- _INFORMATION SUPPLIED_
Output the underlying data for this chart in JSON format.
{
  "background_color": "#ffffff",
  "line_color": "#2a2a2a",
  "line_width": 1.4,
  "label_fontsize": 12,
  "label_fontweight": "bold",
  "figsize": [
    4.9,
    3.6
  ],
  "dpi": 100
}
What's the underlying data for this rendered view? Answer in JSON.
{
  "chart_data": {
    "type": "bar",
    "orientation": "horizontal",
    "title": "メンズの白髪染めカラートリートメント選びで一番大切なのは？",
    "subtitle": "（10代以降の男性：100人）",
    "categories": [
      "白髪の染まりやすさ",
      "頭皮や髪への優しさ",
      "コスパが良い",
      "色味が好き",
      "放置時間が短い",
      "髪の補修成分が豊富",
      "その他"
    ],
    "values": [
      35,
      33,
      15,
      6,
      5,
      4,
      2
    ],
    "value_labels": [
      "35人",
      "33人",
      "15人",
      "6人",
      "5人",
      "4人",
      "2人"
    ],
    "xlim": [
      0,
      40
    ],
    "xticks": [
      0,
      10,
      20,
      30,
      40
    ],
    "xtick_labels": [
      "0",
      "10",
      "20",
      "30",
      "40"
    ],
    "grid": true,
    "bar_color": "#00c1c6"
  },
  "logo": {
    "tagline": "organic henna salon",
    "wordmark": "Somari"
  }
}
--
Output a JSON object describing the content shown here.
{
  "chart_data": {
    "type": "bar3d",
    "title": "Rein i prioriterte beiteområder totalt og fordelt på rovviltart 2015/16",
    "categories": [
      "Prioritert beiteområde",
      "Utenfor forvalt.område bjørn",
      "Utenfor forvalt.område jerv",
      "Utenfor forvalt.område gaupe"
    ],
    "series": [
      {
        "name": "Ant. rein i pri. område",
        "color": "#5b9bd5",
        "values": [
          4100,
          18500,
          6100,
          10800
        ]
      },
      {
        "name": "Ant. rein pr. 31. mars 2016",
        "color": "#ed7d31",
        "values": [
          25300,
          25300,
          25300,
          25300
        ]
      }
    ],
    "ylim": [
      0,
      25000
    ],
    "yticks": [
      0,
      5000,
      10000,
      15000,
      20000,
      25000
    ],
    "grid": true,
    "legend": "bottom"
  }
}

- _WRITTEN INSTRUCTION_
Gather each line from the entries above that includes the word "Utenfor".

- _ANSWER BELOW_
      "Utenfor forvalt.område bjørn",
      "Utenfor forvalt.område jerv",
      "Utenfor forvalt.område gaupe"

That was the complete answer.